* START *
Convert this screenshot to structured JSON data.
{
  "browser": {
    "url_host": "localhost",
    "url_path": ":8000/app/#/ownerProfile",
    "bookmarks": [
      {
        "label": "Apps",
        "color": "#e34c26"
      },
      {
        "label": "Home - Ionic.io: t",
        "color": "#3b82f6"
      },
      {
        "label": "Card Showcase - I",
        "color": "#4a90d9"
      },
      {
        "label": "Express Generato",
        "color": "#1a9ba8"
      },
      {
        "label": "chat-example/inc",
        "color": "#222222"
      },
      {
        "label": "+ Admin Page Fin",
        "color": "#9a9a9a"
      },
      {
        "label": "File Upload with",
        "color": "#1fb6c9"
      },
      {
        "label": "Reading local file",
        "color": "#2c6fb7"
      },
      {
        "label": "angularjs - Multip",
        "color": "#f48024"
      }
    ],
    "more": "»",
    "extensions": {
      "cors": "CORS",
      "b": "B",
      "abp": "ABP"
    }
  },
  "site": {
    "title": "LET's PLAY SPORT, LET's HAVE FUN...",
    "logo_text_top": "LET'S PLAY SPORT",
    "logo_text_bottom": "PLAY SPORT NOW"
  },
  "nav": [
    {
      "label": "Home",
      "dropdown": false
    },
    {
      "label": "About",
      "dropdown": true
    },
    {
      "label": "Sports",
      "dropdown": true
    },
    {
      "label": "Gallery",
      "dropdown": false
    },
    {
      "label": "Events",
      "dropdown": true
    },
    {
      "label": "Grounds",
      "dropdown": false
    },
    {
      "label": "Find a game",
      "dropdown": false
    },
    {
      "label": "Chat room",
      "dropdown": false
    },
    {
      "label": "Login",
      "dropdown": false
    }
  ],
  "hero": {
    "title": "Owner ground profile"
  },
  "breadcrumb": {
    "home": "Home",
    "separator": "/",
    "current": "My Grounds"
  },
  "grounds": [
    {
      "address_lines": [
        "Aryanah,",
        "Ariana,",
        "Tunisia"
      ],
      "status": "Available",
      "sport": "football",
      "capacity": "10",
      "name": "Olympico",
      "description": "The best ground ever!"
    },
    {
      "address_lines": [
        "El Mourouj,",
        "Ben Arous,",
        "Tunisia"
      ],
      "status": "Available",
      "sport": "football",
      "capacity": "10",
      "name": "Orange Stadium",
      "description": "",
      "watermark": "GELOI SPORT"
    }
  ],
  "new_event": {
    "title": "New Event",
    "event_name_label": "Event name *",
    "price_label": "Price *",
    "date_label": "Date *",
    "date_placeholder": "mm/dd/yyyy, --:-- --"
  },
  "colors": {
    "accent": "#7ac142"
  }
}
* END *
WHAT IS NEEDED >> Report the number of lines in the listing above that include the word "description", and nothing else.

FINAL ANSWER >> 2